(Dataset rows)
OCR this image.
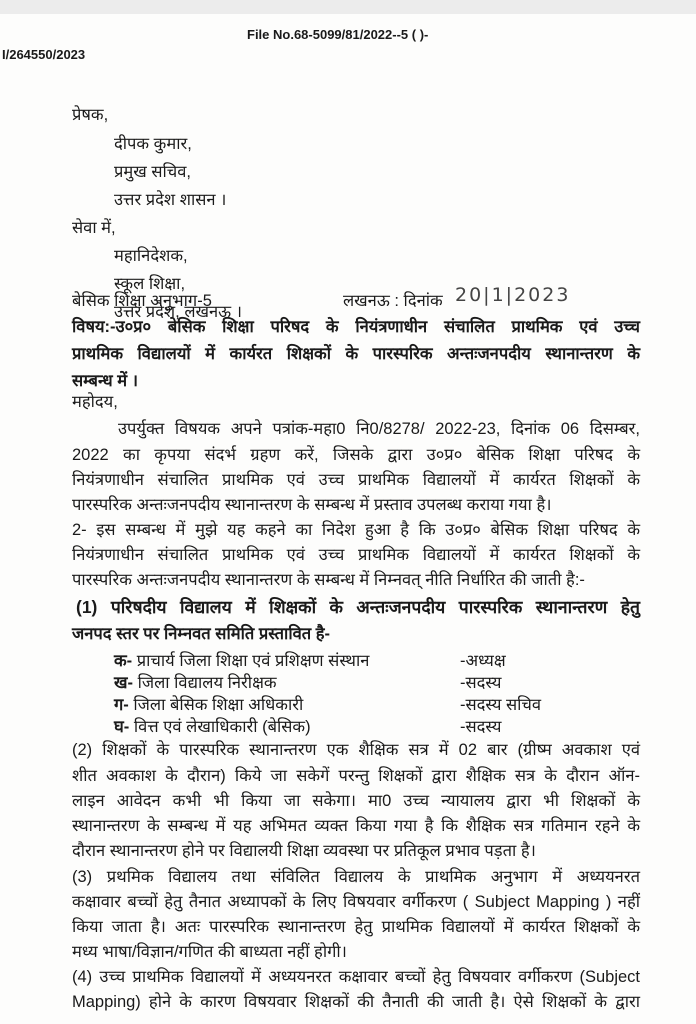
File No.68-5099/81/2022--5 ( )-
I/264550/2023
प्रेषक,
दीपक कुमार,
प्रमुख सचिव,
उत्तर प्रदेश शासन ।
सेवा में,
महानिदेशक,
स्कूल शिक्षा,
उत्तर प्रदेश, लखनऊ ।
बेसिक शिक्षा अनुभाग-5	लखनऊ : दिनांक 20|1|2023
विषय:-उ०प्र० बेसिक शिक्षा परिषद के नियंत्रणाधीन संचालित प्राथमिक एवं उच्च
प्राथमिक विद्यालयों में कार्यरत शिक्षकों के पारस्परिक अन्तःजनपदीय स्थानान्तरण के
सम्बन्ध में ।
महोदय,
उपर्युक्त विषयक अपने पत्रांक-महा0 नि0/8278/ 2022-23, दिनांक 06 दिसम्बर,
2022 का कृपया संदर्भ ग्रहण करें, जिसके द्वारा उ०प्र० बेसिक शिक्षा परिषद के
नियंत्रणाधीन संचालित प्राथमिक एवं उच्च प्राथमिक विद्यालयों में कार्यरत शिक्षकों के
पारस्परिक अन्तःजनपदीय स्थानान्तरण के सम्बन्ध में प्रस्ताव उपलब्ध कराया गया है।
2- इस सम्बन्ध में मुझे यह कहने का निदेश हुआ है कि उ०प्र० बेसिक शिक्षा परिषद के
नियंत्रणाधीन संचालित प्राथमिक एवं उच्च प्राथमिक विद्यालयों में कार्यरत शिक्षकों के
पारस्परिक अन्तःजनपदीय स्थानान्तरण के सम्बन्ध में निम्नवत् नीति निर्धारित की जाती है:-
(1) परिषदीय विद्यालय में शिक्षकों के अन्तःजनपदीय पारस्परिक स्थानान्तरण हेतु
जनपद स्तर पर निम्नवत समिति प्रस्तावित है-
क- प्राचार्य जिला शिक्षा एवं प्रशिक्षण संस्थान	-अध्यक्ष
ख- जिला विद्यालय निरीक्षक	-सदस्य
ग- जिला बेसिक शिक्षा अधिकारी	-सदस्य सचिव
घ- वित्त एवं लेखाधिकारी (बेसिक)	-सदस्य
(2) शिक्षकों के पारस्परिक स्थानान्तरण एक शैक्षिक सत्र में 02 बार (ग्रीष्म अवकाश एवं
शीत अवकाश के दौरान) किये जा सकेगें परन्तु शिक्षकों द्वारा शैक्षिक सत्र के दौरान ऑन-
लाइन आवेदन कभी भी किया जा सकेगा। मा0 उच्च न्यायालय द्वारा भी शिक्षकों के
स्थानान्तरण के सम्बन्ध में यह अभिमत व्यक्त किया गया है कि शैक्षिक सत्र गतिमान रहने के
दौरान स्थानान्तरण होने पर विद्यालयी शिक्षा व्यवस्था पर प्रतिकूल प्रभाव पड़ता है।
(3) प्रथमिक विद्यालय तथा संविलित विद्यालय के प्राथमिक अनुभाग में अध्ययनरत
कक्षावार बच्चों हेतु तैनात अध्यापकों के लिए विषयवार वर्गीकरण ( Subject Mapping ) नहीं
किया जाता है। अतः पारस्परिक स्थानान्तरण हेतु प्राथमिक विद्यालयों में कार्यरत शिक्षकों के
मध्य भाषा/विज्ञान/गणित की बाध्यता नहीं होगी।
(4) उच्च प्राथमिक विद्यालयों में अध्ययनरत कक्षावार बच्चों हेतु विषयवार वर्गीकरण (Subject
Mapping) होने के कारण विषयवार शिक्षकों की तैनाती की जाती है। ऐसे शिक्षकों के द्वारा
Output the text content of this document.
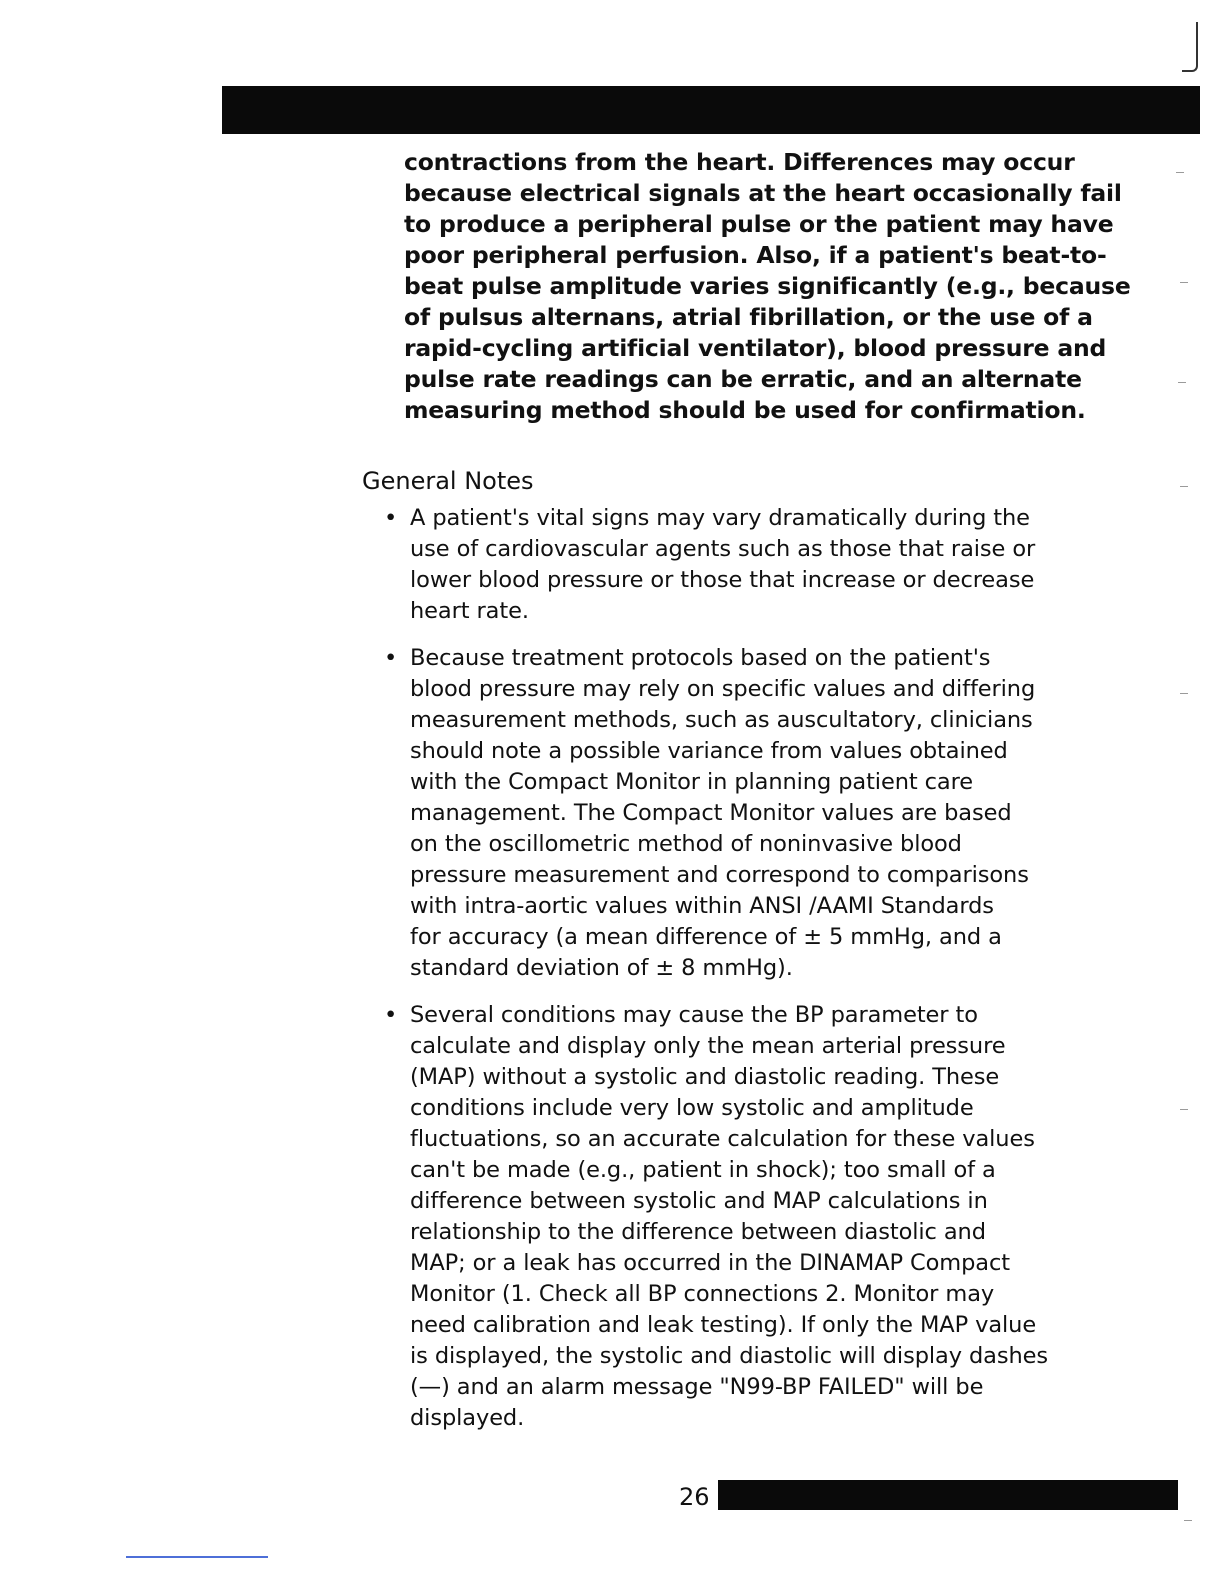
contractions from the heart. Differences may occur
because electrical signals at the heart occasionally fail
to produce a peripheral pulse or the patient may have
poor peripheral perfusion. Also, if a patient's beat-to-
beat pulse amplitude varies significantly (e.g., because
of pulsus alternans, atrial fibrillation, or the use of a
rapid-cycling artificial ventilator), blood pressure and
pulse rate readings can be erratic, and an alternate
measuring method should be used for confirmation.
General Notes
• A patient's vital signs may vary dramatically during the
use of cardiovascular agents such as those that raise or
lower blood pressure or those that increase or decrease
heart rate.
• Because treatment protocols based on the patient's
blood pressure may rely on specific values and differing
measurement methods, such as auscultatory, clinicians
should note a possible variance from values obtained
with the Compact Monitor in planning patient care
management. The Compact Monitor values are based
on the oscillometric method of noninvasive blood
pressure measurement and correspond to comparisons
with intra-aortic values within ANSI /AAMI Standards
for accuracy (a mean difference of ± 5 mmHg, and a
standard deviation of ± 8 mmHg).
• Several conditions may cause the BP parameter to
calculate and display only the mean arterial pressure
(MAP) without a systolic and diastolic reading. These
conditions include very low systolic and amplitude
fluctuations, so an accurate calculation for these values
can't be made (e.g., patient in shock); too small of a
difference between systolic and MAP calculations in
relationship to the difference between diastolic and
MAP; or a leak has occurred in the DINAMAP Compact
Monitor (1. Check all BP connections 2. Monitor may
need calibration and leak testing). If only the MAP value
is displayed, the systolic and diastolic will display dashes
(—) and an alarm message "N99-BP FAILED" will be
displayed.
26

GIVEN REQUEST — Copy each line in the data that holds the word "only".

TASK RESPONSE —
calculate and display only the mean arterial pressure
need calibration and leak testing). If only the MAP value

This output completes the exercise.